* [Stated goal]
Skip any picture you find and retype all the remaining lines exactly.

** Begin Recorded information **

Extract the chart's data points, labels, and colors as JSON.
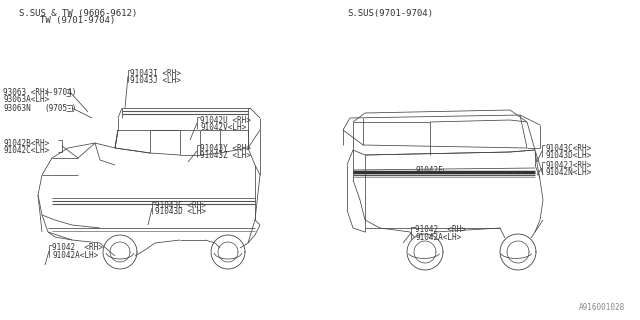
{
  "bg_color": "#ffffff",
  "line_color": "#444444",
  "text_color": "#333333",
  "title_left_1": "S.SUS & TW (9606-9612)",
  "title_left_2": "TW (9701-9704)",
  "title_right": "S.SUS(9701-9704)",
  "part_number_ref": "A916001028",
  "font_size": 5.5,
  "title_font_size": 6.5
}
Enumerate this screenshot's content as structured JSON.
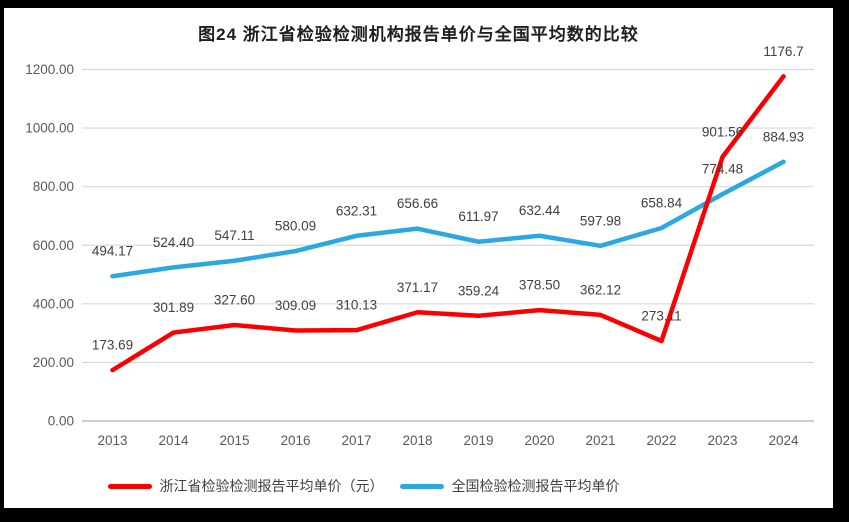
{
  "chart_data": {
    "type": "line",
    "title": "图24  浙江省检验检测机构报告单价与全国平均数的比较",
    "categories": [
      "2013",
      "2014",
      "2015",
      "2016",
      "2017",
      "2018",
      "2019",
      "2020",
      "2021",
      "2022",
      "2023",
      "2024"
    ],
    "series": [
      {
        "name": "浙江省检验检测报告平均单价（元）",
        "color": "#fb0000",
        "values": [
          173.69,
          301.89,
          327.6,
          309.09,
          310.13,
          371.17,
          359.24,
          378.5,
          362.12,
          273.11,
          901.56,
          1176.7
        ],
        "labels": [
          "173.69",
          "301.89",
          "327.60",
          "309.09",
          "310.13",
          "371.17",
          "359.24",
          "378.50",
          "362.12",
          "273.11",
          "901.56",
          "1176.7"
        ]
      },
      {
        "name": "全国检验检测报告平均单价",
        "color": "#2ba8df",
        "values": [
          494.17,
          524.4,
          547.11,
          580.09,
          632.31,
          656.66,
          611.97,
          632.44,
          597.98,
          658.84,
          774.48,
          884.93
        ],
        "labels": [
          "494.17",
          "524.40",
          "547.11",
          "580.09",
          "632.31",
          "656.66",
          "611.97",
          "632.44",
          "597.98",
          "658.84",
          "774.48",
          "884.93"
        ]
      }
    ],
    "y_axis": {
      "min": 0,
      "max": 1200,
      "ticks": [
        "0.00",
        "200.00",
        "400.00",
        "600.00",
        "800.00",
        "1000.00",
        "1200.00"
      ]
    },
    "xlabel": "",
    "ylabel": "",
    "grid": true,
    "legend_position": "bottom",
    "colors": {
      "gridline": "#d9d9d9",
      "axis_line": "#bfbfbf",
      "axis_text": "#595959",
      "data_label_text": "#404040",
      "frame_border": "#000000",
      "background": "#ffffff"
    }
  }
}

** End Recorded information **

* [Solved problem]
Extract the chart's data points, labels, and colors as JSON.
{
  "bg_color": "#ffffff",
  "line_color": "#444444",
  "text_color": "#333333",
  "title_left_1": "S.SUS & TW (9606-9612)",
  "title_left_2": "TW (9701-9704)",
  "title_right": "S.SUS(9701-9704)",
  "part_number_ref": "A916001028",
  "font_size": 5.5,
  "title_font_size": 6.5
}
Enumerate this screenshot's content as structured JSON.
{
  "chart_data": {
    "type": "line",
    "title": "图24  浙江省检验检测机构报告单价与全国平均数的比较",
    "categories": [
      "2013",
      "2014",
      "2015",
      "2016",
      "2017",
      "2018",
      "2019",
      "2020",
      "2021",
      "2022",
      "2023",
      "2024"
    ],
    "series": [
      {
        "name": "浙江省检验检测报告平均单价（元）",
        "color": "#fb0000",
        "values": [
          173.69,
          301.89,
          327.6,
          309.09,
          310.13,
          371.17,
          359.24,
          378.5,
          362.12,
          273.11,
          901.56,
          1176.7
        ],
        "labels": [
          "173.69",
          "301.89",
          "327.60",
          "309.09",
          "310.13",
          "371.17",
          "359.24",
          "378.50",
          "362.12",
          "273.11",
          "901.56",
          "1176.7"
        ]
      },
      {
        "name": "全国检验检测报告平均单价",
        "color": "#2ba8df",
        "values": [
          494.17,
          524.4,
          547.11,
          580.09,
          632.31,
          656.66,
          611.97,
          632.44,
          597.98,
          658.84,
          774.48,
          884.93
        ],
        "labels": [
          "494.17",
          "524.40",
          "547.11",
          "580.09",
          "632.31",
          "656.66",
          "611.97",
          "632.44",
          "597.98",
          "658.84",
          "774.48",
          "884.93"
        ]
      }
    ],
    "y_axis": {
      "min": 0,
      "max": 1200,
      "ticks": [
        "0.00",
        "200.00",
        "400.00",
        "600.00",
        "800.00",
        "1000.00",
        "1200.00"
      ]
    },
    "xlabel": "",
    "ylabel": "",
    "grid": true,
    "legend_position": "bottom",
    "colors": {
      "gridline": "#d9d9d9",
      "axis_line": "#bfbfbf",
      "axis_text": "#595959",
      "data_label_text": "#404040",
      "frame_border": "#000000",
      "background": "#ffffff"
    }
  }
}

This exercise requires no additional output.